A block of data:
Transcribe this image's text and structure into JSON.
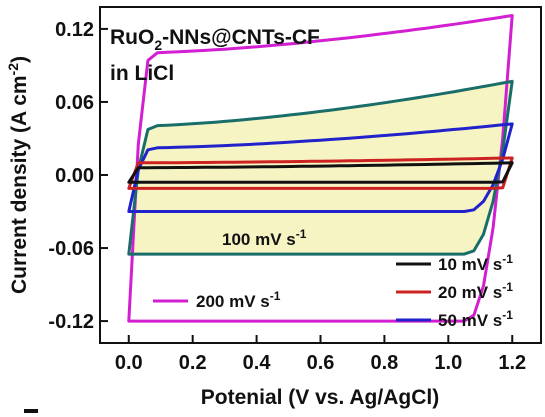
{
  "chart_data": {
    "type": "line",
    "title": "",
    "annotations": {
      "material_main": "RuO",
      "material_sub": "2",
      "material_rest": "-NNs@CNTs-CF",
      "electrolyte": "in LiCl",
      "highlight_label": "100 mV s",
      "highlight_label_exp": "-1",
      "pink_label": "200 mV s",
      "pink_label_exp": "-1"
    },
    "xlabel": "Potenial (V vs. Ag/AgCl)",
    "ylabel_main": "Current density (A cm",
    "ylabel_exp": "-2",
    "ylabel_close": ")",
    "xlim": [
      -0.09,
      1.29
    ],
    "ylim": [
      -0.138,
      0.138
    ],
    "x_ticks": [
      "0.0",
      "0.2",
      "0.4",
      "0.6",
      "0.8",
      "1.0",
      "1.2"
    ],
    "y_ticks": [
      "0.12",
      "0.06",
      "0.00",
      "-0.06",
      "-0.12"
    ],
    "grid": false,
    "legend": {
      "position": "bottom-right",
      "entries": [
        {
          "label": "10 mV s",
          "exp": "-1",
          "color": "#111111"
        },
        {
          "label": "20 mV s",
          "exp": "-1",
          "color": "#cc2222"
        },
        {
          "label": "50 mV s",
          "exp": "-1",
          "color": "#2222cc"
        }
      ]
    },
    "series": [
      {
        "name": "10 mV s-1",
        "color": "#111111",
        "x": [
          0.0,
          1.2
        ],
        "upper": 0.006,
        "lower": -0.006
      },
      {
        "name": "20 mV s-1",
        "color": "#cc2222",
        "x": [
          0.0,
          1.2
        ],
        "upper": 0.01,
        "lower": -0.011
      },
      {
        "name": "50 mV s-1",
        "color": "#2222cc",
        "x": [
          0.0,
          1.2
        ],
        "upper": 0.022,
        "lower": -0.03,
        "end_max": 0.042
      },
      {
        "name": "100 mV s-1",
        "color": "#1a6e6a",
        "x": [
          0.0,
          1.2
        ],
        "upper": 0.04,
        "lower": -0.065,
        "end_max": 0.077
      },
      {
        "name": "200 mV s-1",
        "color": "#d21fd2",
        "x": [
          0.0,
          1.2
        ],
        "upper": 0.1,
        "lower": -0.12,
        "end_max": 0.131
      }
    ],
    "fill_color": "#f7f4c4"
  }
}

> Directions: Transcribe the records above verbatim. Do not carry over any picture.

> Solution for this task:
Transcribe this image's text and structure into JSON.
{
  "chart_data": {
    "type": "line",
    "title": "",
    "annotations": {
      "material_main": "RuO",
      "material_sub": "2",
      "material_rest": "-NNs@CNTs-CF",
      "electrolyte": "in LiCl",
      "highlight_label": "100 mV s",
      "highlight_label_exp": "-1",
      "pink_label": "200 mV s",
      "pink_label_exp": "-1"
    },
    "xlabel": "Potenial (V vs. Ag/AgCl)",
    "ylabel_main": "Current density (A cm",
    "ylabel_exp": "-2",
    "ylabel_close": ")",
    "xlim": [
      -0.09,
      1.29
    ],
    "ylim": [
      -0.138,
      0.138
    ],
    "x_ticks": [
      "0.0",
      "0.2",
      "0.4",
      "0.6",
      "0.8",
      "1.0",
      "1.2"
    ],
    "y_ticks": [
      "0.12",
      "0.06",
      "0.00",
      "-0.06",
      "-0.12"
    ],
    "grid": false,
    "legend": {
      "position": "bottom-right",
      "entries": [
        {
          "label": "10 mV s",
          "exp": "-1",
          "color": "#111111"
        },
        {
          "label": "20 mV s",
          "exp": "-1",
          "color": "#cc2222"
        },
        {
          "label": "50 mV s",
          "exp": "-1",
          "color": "#2222cc"
        }
      ]
    },
    "series": [
      {
        "name": "10 mV s-1",
        "color": "#111111",
        "x": [
          0.0,
          1.2
        ],
        "upper": 0.006,
        "lower": -0.006
      },
      {
        "name": "20 mV s-1",
        "color": "#cc2222",
        "x": [
          0.0,
          1.2
        ],
        "upper": 0.01,
        "lower": -0.011
      },
      {
        "name": "50 mV s-1",
        "color": "#2222cc",
        "x": [
          0.0,
          1.2
        ],
        "upper": 0.022,
        "lower": -0.03,
        "end_max": 0.042
      },
      {
        "name": "100 mV s-1",
        "color": "#1a6e6a",
        "x": [
          0.0,
          1.2
        ],
        "upper": 0.04,
        "lower": -0.065,
        "end_max": 0.077
      },
      {
        "name": "200 mV s-1",
        "color": "#d21fd2",
        "x": [
          0.0,
          1.2
        ],
        "upper": 0.1,
        "lower": -0.12,
        "end_max": 0.131
      }
    ],
    "fill_color": "#f7f4c4"
  }
}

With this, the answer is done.